Wherever a line below holds the word "Invoiced", copy that line.

** Start **

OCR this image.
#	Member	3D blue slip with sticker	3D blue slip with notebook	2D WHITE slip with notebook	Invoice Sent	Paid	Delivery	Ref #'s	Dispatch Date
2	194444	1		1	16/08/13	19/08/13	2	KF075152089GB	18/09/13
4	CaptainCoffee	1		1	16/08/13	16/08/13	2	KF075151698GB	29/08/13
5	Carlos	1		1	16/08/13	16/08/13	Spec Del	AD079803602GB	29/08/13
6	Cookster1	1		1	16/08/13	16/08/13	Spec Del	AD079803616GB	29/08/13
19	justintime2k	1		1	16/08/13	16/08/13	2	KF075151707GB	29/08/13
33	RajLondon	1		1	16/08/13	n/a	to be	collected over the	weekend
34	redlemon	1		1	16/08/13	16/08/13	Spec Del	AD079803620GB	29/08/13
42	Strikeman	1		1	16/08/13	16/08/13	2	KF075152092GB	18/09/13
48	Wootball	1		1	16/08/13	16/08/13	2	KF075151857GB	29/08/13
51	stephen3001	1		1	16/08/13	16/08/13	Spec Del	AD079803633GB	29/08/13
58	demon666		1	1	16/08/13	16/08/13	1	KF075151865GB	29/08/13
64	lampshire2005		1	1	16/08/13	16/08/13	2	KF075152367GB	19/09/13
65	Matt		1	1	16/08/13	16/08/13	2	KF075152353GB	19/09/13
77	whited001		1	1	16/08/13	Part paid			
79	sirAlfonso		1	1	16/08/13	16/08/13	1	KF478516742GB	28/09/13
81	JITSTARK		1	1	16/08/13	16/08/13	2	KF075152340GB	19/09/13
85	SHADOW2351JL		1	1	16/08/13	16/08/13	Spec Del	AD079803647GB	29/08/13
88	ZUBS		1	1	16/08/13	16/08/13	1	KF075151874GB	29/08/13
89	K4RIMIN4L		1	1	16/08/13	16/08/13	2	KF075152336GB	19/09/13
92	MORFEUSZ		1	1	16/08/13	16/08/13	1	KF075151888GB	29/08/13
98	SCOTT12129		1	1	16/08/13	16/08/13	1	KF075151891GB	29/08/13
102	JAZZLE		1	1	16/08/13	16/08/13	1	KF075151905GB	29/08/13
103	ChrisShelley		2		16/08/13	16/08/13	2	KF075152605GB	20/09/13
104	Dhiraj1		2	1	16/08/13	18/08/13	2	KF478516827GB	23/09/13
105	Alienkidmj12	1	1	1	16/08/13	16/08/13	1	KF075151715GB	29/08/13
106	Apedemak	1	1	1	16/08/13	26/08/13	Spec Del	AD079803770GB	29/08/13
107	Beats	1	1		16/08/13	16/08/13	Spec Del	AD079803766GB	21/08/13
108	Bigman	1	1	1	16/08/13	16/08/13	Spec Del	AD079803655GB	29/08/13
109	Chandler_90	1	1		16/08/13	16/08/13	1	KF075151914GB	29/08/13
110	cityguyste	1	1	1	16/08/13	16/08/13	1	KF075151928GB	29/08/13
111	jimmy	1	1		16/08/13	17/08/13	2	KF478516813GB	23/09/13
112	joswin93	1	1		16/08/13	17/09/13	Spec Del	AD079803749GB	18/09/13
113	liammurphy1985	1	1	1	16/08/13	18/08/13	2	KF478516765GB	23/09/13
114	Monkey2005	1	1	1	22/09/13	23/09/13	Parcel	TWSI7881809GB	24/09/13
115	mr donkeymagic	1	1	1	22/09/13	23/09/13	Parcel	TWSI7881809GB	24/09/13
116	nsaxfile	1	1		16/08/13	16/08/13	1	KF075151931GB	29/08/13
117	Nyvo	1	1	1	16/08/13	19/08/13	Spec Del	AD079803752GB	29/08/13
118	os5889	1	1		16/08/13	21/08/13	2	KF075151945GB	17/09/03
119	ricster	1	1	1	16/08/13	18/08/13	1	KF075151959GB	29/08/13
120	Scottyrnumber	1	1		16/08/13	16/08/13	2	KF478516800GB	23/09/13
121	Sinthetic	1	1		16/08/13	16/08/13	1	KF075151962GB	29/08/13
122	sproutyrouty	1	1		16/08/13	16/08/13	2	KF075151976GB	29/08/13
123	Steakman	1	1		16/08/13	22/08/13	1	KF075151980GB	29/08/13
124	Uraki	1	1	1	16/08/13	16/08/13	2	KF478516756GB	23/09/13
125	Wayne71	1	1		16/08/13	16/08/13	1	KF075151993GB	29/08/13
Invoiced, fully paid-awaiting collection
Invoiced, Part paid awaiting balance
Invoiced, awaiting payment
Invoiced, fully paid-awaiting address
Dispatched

** End **

**Expected answer:**
Invoiced, fully paid-awaiting collection
Invoiced, Part paid awaiting balance
Invoiced, awaiting payment
Invoiced, fully paid-awaiting address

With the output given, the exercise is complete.